Your instructions:
Copy out all of the material, matching it word for word.

··· Listed records

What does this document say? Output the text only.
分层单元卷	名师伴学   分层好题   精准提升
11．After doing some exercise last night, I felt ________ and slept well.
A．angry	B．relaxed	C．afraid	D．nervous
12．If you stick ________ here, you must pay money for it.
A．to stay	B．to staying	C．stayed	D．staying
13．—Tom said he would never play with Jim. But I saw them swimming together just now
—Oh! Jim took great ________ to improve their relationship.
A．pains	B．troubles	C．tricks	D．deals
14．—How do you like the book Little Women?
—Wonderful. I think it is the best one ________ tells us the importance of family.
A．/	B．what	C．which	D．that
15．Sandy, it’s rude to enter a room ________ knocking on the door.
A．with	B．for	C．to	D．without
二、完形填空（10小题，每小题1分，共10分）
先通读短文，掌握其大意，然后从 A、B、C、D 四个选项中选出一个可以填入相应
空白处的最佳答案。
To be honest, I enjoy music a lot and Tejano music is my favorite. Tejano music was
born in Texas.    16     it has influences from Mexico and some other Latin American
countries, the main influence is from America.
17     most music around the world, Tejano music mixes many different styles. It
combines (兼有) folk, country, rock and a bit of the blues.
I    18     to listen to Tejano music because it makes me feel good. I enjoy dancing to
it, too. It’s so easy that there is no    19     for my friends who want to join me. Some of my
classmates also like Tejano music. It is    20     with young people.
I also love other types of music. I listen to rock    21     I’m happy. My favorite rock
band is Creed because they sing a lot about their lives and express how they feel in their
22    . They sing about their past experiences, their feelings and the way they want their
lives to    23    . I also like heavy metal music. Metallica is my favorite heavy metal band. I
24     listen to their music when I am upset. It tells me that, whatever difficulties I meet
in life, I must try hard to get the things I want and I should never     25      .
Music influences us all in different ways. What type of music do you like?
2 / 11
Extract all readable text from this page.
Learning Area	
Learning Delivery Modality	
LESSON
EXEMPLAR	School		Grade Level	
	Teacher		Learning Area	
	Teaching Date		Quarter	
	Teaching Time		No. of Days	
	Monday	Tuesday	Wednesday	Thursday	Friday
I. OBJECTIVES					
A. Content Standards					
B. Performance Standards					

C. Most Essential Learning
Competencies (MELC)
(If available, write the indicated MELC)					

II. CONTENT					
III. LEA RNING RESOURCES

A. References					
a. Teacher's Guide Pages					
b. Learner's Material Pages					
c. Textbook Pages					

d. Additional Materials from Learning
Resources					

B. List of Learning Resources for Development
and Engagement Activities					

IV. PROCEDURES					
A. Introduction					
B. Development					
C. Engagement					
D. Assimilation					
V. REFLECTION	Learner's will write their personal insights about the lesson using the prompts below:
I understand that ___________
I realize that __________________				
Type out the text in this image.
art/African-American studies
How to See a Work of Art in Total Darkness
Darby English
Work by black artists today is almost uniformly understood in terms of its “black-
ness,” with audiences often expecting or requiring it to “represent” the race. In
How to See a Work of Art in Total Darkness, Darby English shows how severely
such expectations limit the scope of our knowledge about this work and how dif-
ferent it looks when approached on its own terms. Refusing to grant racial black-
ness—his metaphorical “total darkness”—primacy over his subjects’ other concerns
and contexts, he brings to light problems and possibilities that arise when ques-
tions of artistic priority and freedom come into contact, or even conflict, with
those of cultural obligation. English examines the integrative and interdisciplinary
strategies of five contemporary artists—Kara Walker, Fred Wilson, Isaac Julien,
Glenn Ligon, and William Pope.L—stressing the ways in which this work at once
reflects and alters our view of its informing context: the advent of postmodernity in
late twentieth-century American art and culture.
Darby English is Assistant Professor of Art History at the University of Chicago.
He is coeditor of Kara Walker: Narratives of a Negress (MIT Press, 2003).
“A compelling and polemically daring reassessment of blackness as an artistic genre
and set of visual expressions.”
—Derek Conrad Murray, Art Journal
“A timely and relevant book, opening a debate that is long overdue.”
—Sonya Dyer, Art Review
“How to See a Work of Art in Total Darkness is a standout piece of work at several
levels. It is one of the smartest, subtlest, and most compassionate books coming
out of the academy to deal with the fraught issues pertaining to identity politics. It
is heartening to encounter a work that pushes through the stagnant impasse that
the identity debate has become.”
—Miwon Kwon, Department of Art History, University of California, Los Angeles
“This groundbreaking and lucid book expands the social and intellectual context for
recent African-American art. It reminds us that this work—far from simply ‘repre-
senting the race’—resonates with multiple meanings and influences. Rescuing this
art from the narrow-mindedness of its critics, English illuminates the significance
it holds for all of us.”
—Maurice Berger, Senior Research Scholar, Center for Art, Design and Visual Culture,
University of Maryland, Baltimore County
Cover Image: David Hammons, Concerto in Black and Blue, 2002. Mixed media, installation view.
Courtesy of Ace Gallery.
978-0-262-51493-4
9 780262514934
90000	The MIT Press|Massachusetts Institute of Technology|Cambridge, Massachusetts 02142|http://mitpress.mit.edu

······

Response to this exercise:
What does this document say? Output the text only.
分层单元卷	名师伴学   分层好题   精准提升
11．After doing some exercise last night, I felt ________ and slept well.
A．angry	B．relaxed	C．afraid	D．nervous
12．If you stick ________ here, you must pay money for it.
A．to stay	B．to staying	C．stayed	D．staying
13．—Tom said he would never play with Jim. But I saw them swimming together just now
—Oh! Jim took great ________ to improve their relationship.
A．pains	B．troubles	C．tricks	D．deals
14．—How do you like the book Little Women?
—Wonderful. I think it is the best one ________ tells us the importance of family.
A．/	B．what	C．which	D．that
15．Sandy, it’s rude to enter a room ________ knocking on the door.
A．with	B．for	C．to	D．without
二、完形填空（10小题，每小题1分，共10分）
先通读短文，掌握其大意，然后从 A、B、C、D 四个选项中选出一个可以填入相应
空白处的最佳答案。
To be honest, I enjoy music a lot and Tejano music is my favorite. Tejano music was
born in Texas.    16     it has influences from Mexico and some other Latin American
countries, the main influence is from America.
17     most music around the world, Tejano music mixes many different styles. It
combines (兼有) folk, country, rock and a bit of the blues.
I    18     to listen to Tejano music because it makes me feel good. I enjoy dancing to
it, too. It’s so easy that there is no    19     for my friends who want to join me. Some of my
classmates also like Tejano music. It is    20     with young people.
I also love other types of music. I listen to rock    21     I’m happy. My favorite rock
band is Creed because they sing a lot about their lives and express how they feel in their
22    . They sing about their past experiences, their feelings and the way they want their
lives to    23    . I also like heavy metal music. Metallica is my favorite heavy metal band. I
24     listen to their music when I am upset. It tells me that, whatever difficulties I meet
in life, I must try hard to get the things I want and I should never     25      .
Music influences us all in different ways. What type of music do you like?
2 / 11
Extract all readable text from this page.
Learning Area	
Learning Delivery Modality	
LESSON
EXEMPLAR	School		Grade Level	
	Teacher		Learning Area	
	Teaching Date		Quarter	
	Teaching Time		No. of Days	
	Monday	Tuesday	Wednesday	Thursday	Friday
I. OBJECTIVES					
A. Content Standards					
B. Performance Standards					

C. Most Essential Learning
Competencies (MELC)
(If available, write the indicated MELC)					

II. CONTENT					
III. LEA RNING RESOURCES

A. References					
a. Teacher's Guide Pages					
b. Learner's Material Pages					
c. Textbook Pages					

d. Additional Materials from Learning
Resources					

B. List of Learning Resources for Development
and Engagement Activities					

IV. PROCEDURES					
A. Introduction					
B. Development					
C. Engagement					
D. Assimilation					
V. REFLECTION	Learner's will write their personal insights about the lesson using the prompts below:
I understand that ___________
I realize that __________________				
Type out the text in this image.
art/African-American studies
How to See a Work of Art in Total Darkness
Darby English
Work by black artists today is almost uniformly understood in terms of its “black-
ness,” with audiences often expecting or requiring it to “represent” the race. In
How to See a Work of Art in Total Darkness, Darby English shows how severely
such expectations limit the scope of our knowledge about this work and how dif-
ferent it looks when approached on its own terms. Refusing to grant racial black-
ness—his metaphorical “total darkness”—primacy over his subjects’ other concerns
and contexts, he brings to light problems and possibilities that arise when ques-
tions of artistic priority and freedom come into contact, or even conflict, with
those of cultural obligation. English examines the integrative and interdisciplinary
strategies of five contemporary artists—Kara Walker, Fred Wilson, Isaac Julien,
Glenn Ligon, and William Pope.L—stressing the ways in which this work at once
reflects and alters our view of its informing context: the advent of postmodernity in
late twentieth-century American art and culture.
Darby English is Assistant Professor of Art History at the University of Chicago.
He is coeditor of Kara Walker: Narratives of a Negress (MIT Press, 2003).
“A compelling and polemically daring reassessment of blackness as an artistic genre
and set of visual expressions.”
—Derek Conrad Murray, Art Journal
“A timely and relevant book, opening a debate that is long overdue.”
—Sonya Dyer, Art Review
“How to See a Work of Art in Total Darkness is a standout piece of work at several
levels. It is one of the smartest, subtlest, and most compassionate books coming
out of the academy to deal with the fraught issues pertaining to identity politics. It
is heartening to encounter a work that pushes through the stagnant impasse that
the identity debate has become.”
—Miwon Kwon, Department of Art History, University of California, Los Angeles
“This groundbreaking and lucid book expands the social and intellectual context for
recent African-American art. It reminds us that this work—far from simply ‘repre-
senting the race’—resonates with multiple meanings and influences. Rescuing this
art from the narrow-mindedness of its critics, English illuminates the significance
it holds for all of us.”
—Maurice Berger, Senior Research Scholar, Center for Art, Design and Visual Culture,
University of Maryland, Baltimore County
Cover Image: David Hammons, Concerto in Black and Blue, 2002. Mixed media, installation view.
Courtesy of Ace Gallery.
978-0-262-51493-4
9 780262514934
90000	The MIT Press|Massachusetts Institute of Technology|Cambridge, Massachusetts 02142|http://mitpress.mit.edu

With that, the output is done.